─── INPUT FOR THIS TASK ───

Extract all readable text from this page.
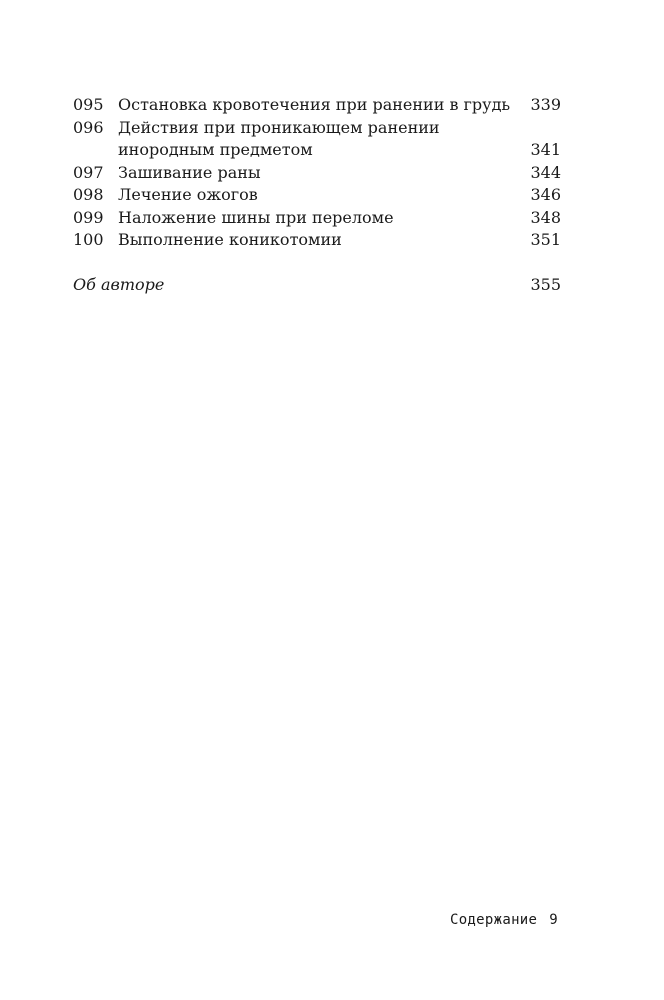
095 Остановка кровотечения при ранении в грудь	339
096 Действия при проникающем ранении инородным предметом	341
097 Зашивание раны	344
098 Лечение ожогов	346
099 Наложение шины при переломе	348
100 Выполнение коникотомии	351
Об авторе	355
Содержание 9
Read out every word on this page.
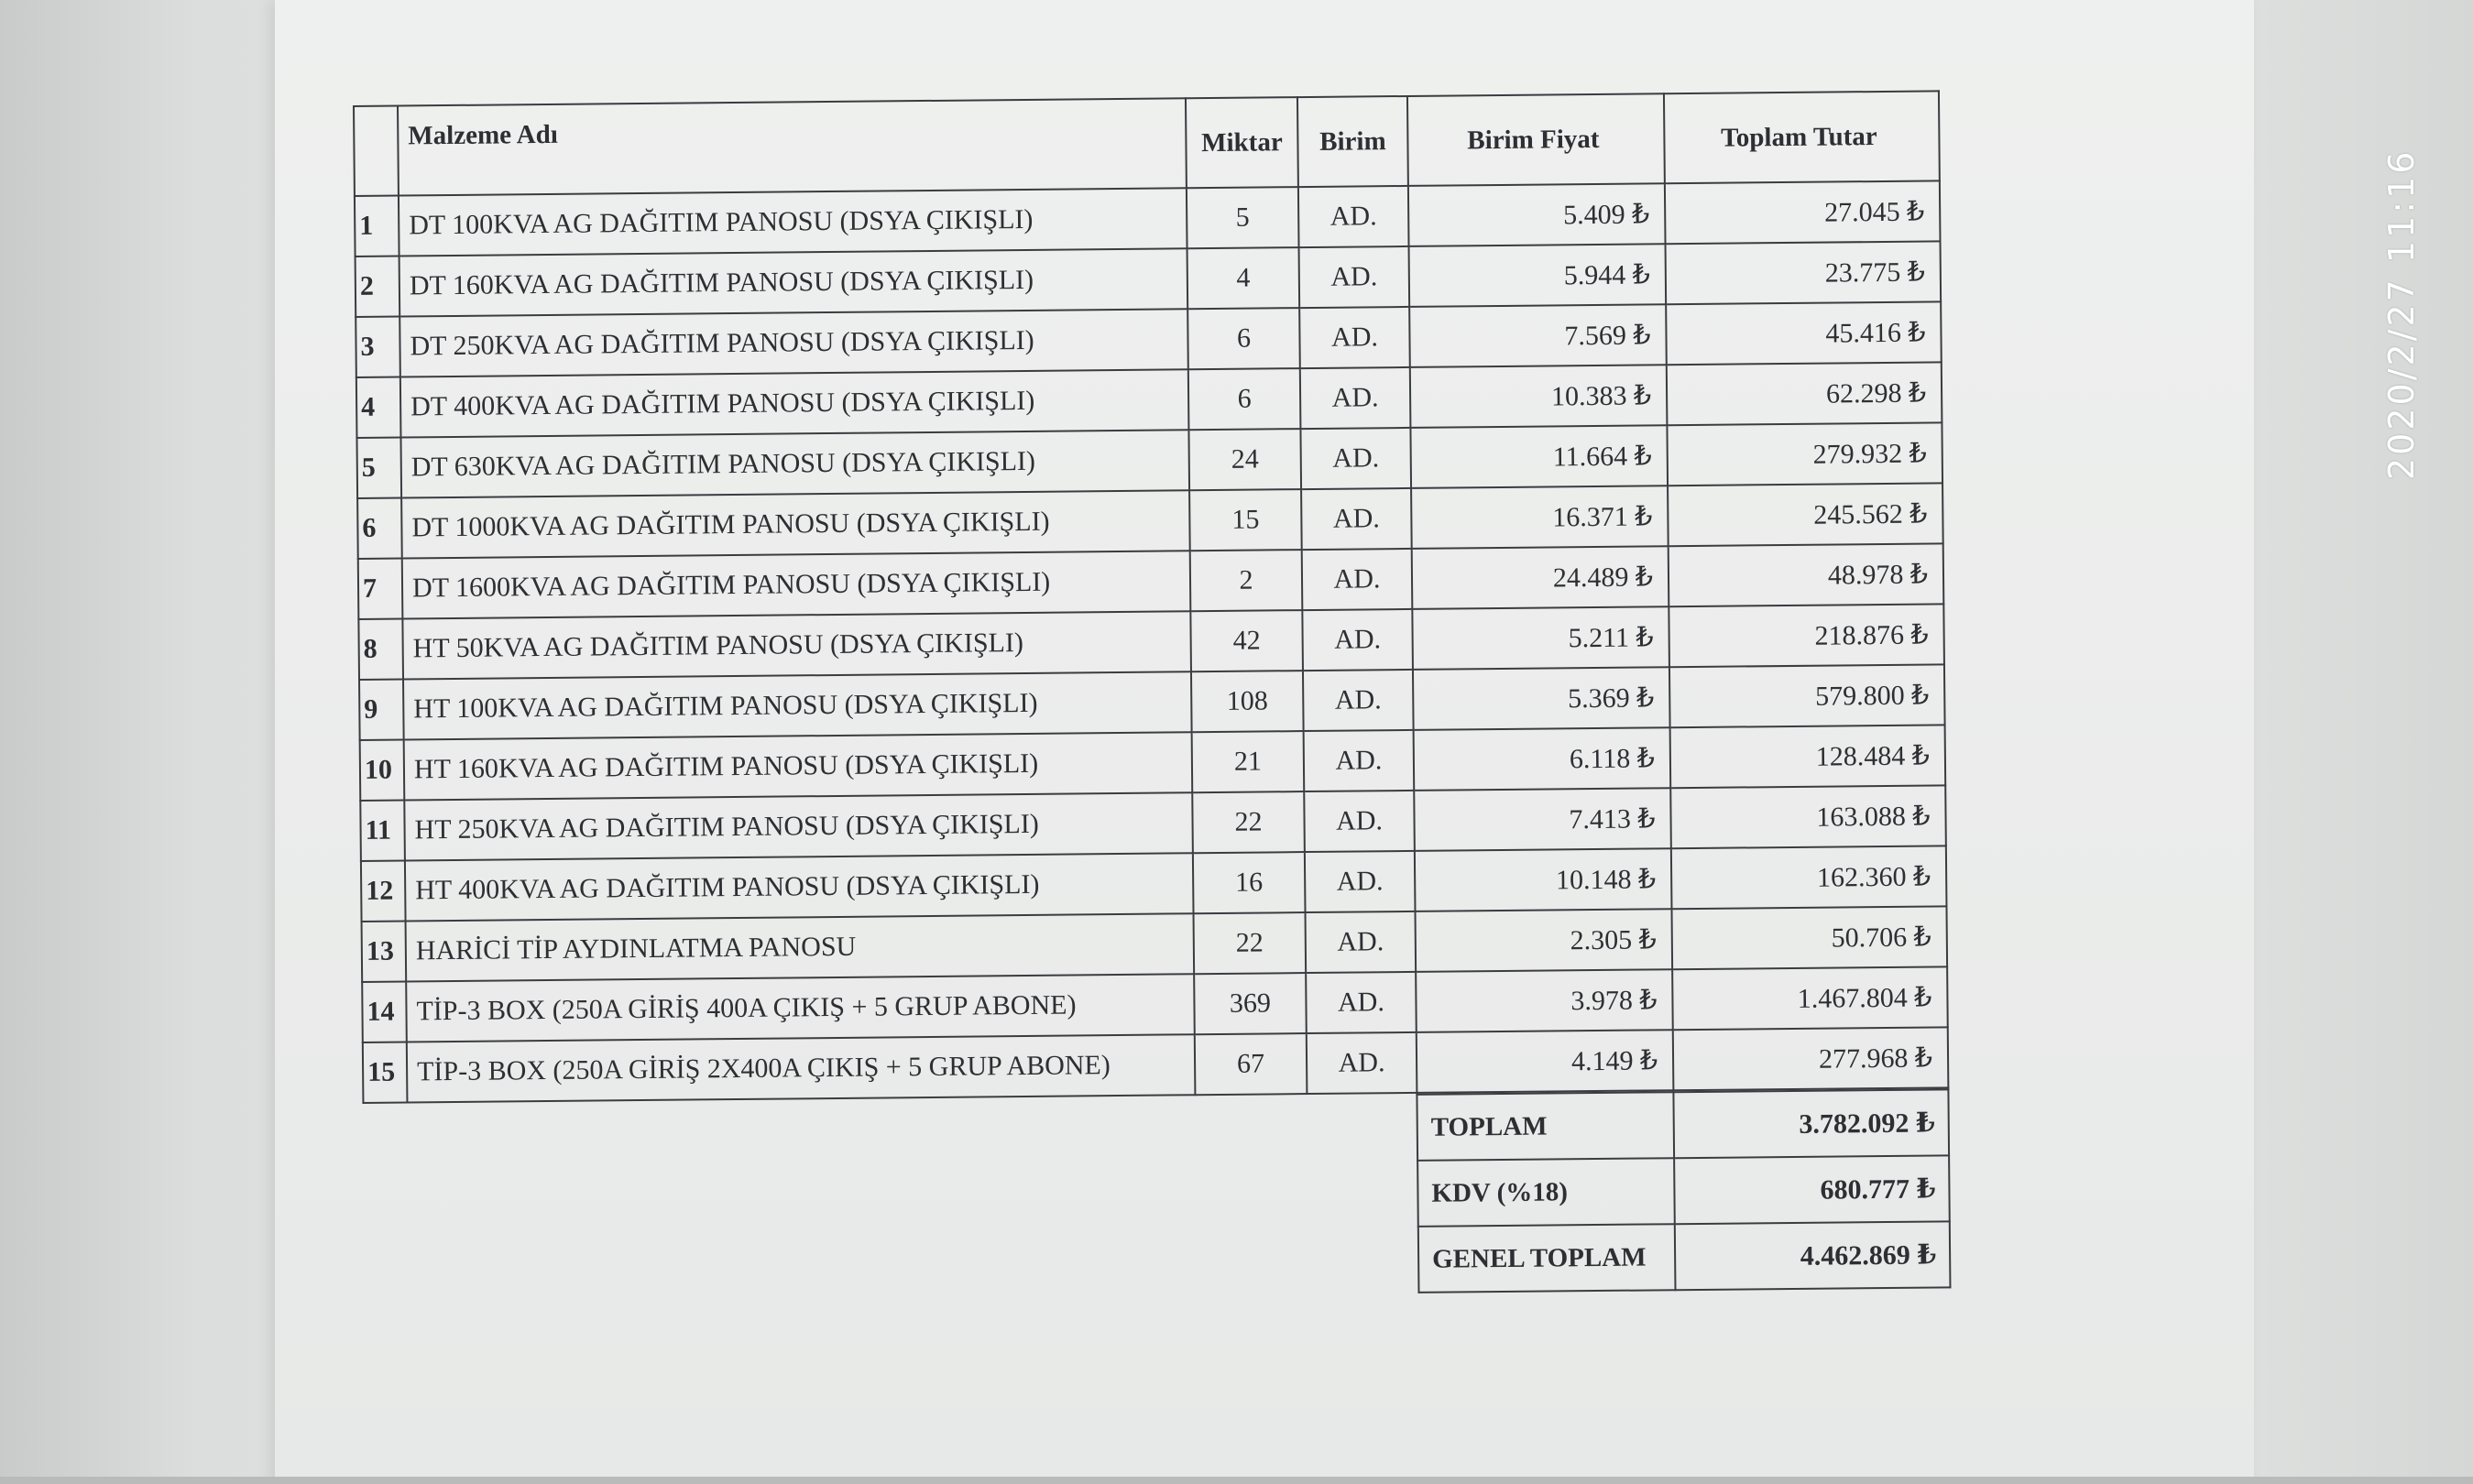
	Malzeme Adı	Miktar	Birim	Birim Fiyat	Toplam Tutar
1	DT 100KVA AG DAĞITIM PANOSU (DSYA ÇIKIŞLI)	5	AD.	5.409 ₺	27.045 ₺
2	DT 160KVA AG DAĞITIM PANOSU (DSYA ÇIKIŞLI)	4	AD.	5.944 ₺	23.775 ₺
3	DT 250KVA AG DAĞITIM PANOSU (DSYA ÇIKIŞLI)	6	AD.	7.569 ₺	45.416 ₺
4	DT 400KVA AG DAĞITIM PANOSU (DSYA ÇIKIŞLI)	6	AD.	10.383 ₺	62.298 ₺
5	DT 630KVA AG DAĞITIM PANOSU (DSYA ÇIKIŞLI)	24	AD.	11.664 ₺	279.932 ₺
6	DT 1000KVA AG DAĞITIM PANOSU (DSYA ÇIKIŞLI)	15	AD.	16.371 ₺	245.562 ₺
7	DT 1600KVA AG DAĞITIM PANOSU (DSYA ÇIKIŞLI)	2	AD.	24.489 ₺	48.978 ₺
8	HT 50KVA AG DAĞITIM PANOSU (DSYA ÇIKIŞLI)	42	AD.	5.211 ₺	218.876 ₺
9	HT 100KVA AG DAĞITIM PANOSU (DSYA ÇIKIŞLI)	108	AD.	5.369 ₺	579.800 ₺
10	HT 160KVA AG DAĞITIM PANOSU (DSYA ÇIKIŞLI)	21	AD.	6.118 ₺	128.484 ₺
11	HT 250KVA AG DAĞITIM PANOSU (DSYA ÇIKIŞLI)	22	AD.	7.413 ₺	163.088 ₺
12	HT 400KVA AG DAĞITIM PANOSU (DSYA ÇIKIŞLI)	16	AD.	10.148 ₺	162.360 ₺
13	HARİCİ TİP AYDINLATMA PANOSU	22	AD.	2.305 ₺	50.706 ₺
14	TİP-3 BOX (250A GİRİŞ 400A ÇIKIŞ + 5 GRUP ABONE)	369	AD.	3.978 ₺	1.467.804 ₺
15	TİP-3 BOX (250A GİRİŞ 2X400A ÇIKIŞ + 5 GRUP ABONE)	67	AD.	4.149 ₺	277.968 ₺
TOPLAM	3.782.092 ₺
KDV (%18)	680.777 ₺
GENEL TOPLAM	4.462.869 ₺
2020/2/27 11:16
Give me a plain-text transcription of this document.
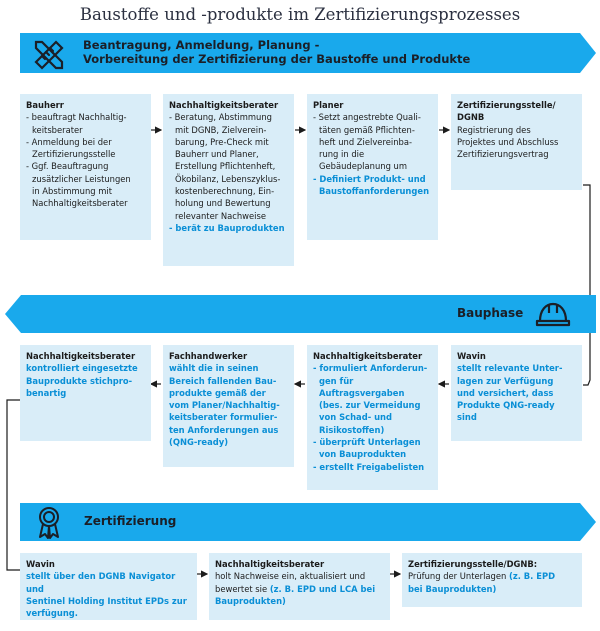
Baustoffe und -produkte im Zertifizierungsprozesses
Beantragung, Anmeldung, Planung -
Vorbereitung der Zertifizierung der Baustoffe und Produkte
Bauherr
- beauftragt Nachhaltig-
keitsberater
- Anmeldung bei der
Zertifizierungsstelle
- Ggf. Beauftragung
zusätzlicher Leistungen
in Abstimmung mit
Nachhaltigkeitsberater
Nachhaltigkeitsberater
- Beratung, Abstimmung
mit DGNB, Zielverein-
barung, Pre-Check mit
Bauherr und Planer,
Erstellung Pflichtenheft,
Ökobilanz, Lebenszyklus-
kostenberechnung, Ein-
holung und Bewertung
relevanter Nachweise
- berät zu Bauprodukten
Planer
- Setzt angestrebte Quali-
täten gemäß Pflichten-
heft und Zielvereinba-
rung in die
Gebäudeplanung um
- Definiert Produkt- und
Baustoffanforderungen
Zertifizierungsstelle/
DGNB
Registrierung des
Projektes und Abschluss
Zertifizierungsvertrag
Bauphase
Nachhaltigkeitsberater
kontrolliert eingesetzte
Bauprodukte stichpro-
benartig
Fachhandwerker
wählt die in seinen
Bereich fallenden Bau-
produkte gemäß der
vom Planer/Nachhaltig-
keitsberater formulier-
ten Anforderungen aus
(QNG-ready)
Nachhaltigkeitsberater
- formuliert Anforderun-
gen für Auftragsvergaben
(bes. zur Vermeidung
von Schad- und
Risikostoffen)
- überprüft Unterlagen
von Bauprodukten
- erstellt Freigabelisten
Wavin
stellt relevante Unter-
lagen zur Verfügung
und versichert, dass
Produkte QNG-ready
sind
Zertifizierung
Wavin
stellt über den DGNB Navigator und
Sentinel Holding Institut EPDs zur
verfügung.
Nachhaltigkeitsberater
holt Nachweise ein, aktualisiert und
bewertet sie (z. B. EPD und LCA bei
Bauprodukten)
Zertifizierungsstelle/DGNB:
Prüfung der Unterlagen (z. B. EPD
bei Bauprodukten)
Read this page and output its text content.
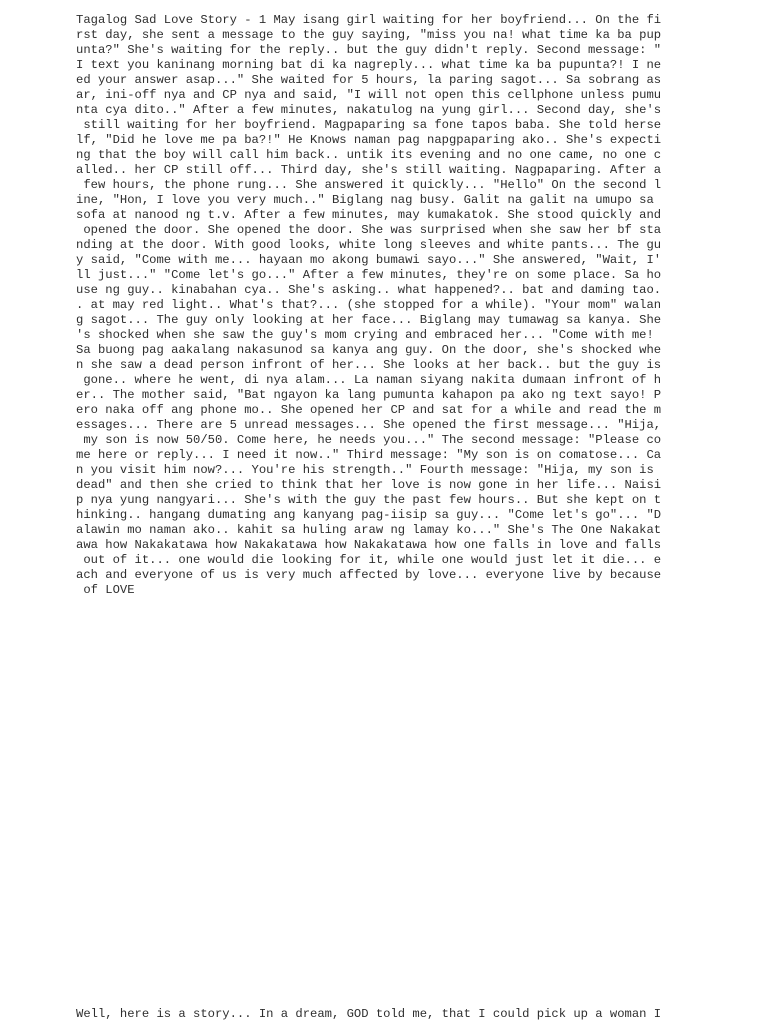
Tagalog Sad Love Story - 1 May isang girl waiting for her boyfriend... On the fi
rst day, she sent a message to the guy saying, "miss you na! what time ka ba pup
unta?" She's waiting for the reply.. but the guy didn't reply. Second message: "
I text you kaninang morning bat di ka nagreply... what time ka ba pupunta?! I ne
ed your answer asap..." She waited for 5 hours, la paring sagot... Sa sobrang as
ar, ini-off nya and CP nya and said, "I will not open this cellphone unless pumu
nta cya dito.." After a few minutes, nakatulog na yung girl... Second day, she's
still waiting for her boyfriend. Magpaparing sa fone tapos baba. She told herse
lf, "Did he love me pa ba?!" He Knows naman pag napgpaparing ako.. She's expecti
ng that the boy will call him back.. untik its evening and no one came, no one c
alled.. her CP still off... Third day, she's still waiting. Nagpaparing. After a
few hours, the phone rung... She answered it quickly... "Hello" On the second l
ine, "Hon, I love you very much.." Biglang nag busy. Galit na galit na umupo sa
sofa at nanood ng t.v. After a few minutes, may kumakatok. She stood quickly and
opened the door. She opened the door. She was surprised when she saw her bf sta
nding at the door. With good looks, white long sleeves and white pants... The gu
y said, "Come with me... hayaan mo akong bumawi sayo..." She answered, "Wait, I'
ll just..." "Come let's go..." After a few minutes, they're on some place. Sa ho
use ng guy.. kinabahan cya.. She's asking.. what happened?.. bat and daming tao.
. at may red light.. What's that?... (she stopped for a while). "Your mom" walan
g sagot... The guy only looking at her face... Biglang may tumawag sa kanya. She
's shocked when she saw the guy's mom crying and embraced her... "Come with me!
Sa buong pag aakalang nakasunod sa kanya ang guy. On the door, she's shocked whe
n she saw a dead person infront of her... She looks at her back.. but the guy is
gone.. where he went, di nya alam... La naman siyang nakita dumaan infront of h
er.. The mother said, "Bat ngayon ka lang pumunta kahapon pa ako ng text sayo! P
ero naka off ang phone mo.. She opened her CP and sat for a while and read the m
essages... There are 5 unread messages... She opened the first message... "Hija,
my son is now 50/50. Come here, he needs you..." The second message: "Please co
me here or reply... I need it now.." Third message: "My son is on comatose... Ca
n you visit him now?... You're his strength.." Fourth message: "Hija, my son is
dead" and then she cried to think that her love is now gone in her life... Naisi
p nya yung nangyari... She's with the guy the past few hours.. But she kept on t
hinking.. hangang dumating ang kanyang pag-iisip sa guy... "Come let's go"... "D
alawin mo naman ako.. kahit sa huling araw ng lamay ko..." She's The One Nakakat
awa how Nakakatawa how Nakakatawa how Nakakatawa how one falls in love and falls
out of it... one would die looking for it, while one would just let it die... e
ach and everyone of us is very much affected by love... everyone live by because
of LOVE
Well, here is a story... In a dream, GOD told me, that I could pick up a woman I
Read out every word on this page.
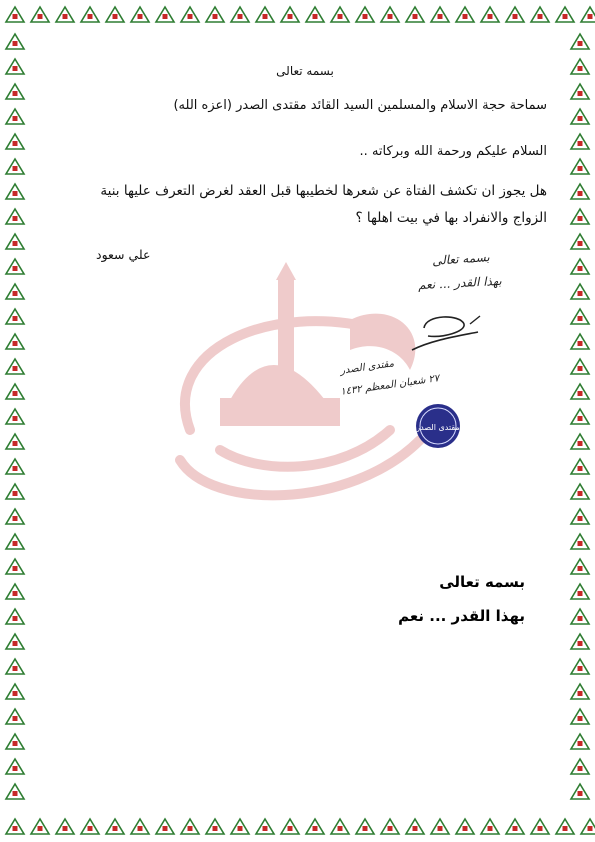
بسمه تعالى
سماحة حجة الاسلام والمسلمين السيد القائد مقتدى الصدر (اعزه الله)
السلام عليكم ورحمة الله وبركاته ..
هل يجوز ان تكشف الفتاة عن شعرها لخطيبها قبل العقد لغرض التعرف عليها بنية الزواج والانفراد بها في بيت اهلها ؟
علي سعود	بسمه تعالى
بهذا القدر ... نعم
مقتدى الصدر
٢٧ شعبان المعظم ١٤٣٢
مقتدى الصدر
بسمه تعالى
بهذا القدر ... نعم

───

▶ [TASK DIRECTIONS]:
Pick out the lines containing the word "hours" and show them.

▶ [WORKED SOLUTION]:
ed your answer asap..." She waited for 5 hours, la paring sagot... Sa sobrang as
few hours, the phone rung... She answered it quickly... "Hello" On the second l
p nya yung nangyari... She's with the guy the past few hours.. But she kept on t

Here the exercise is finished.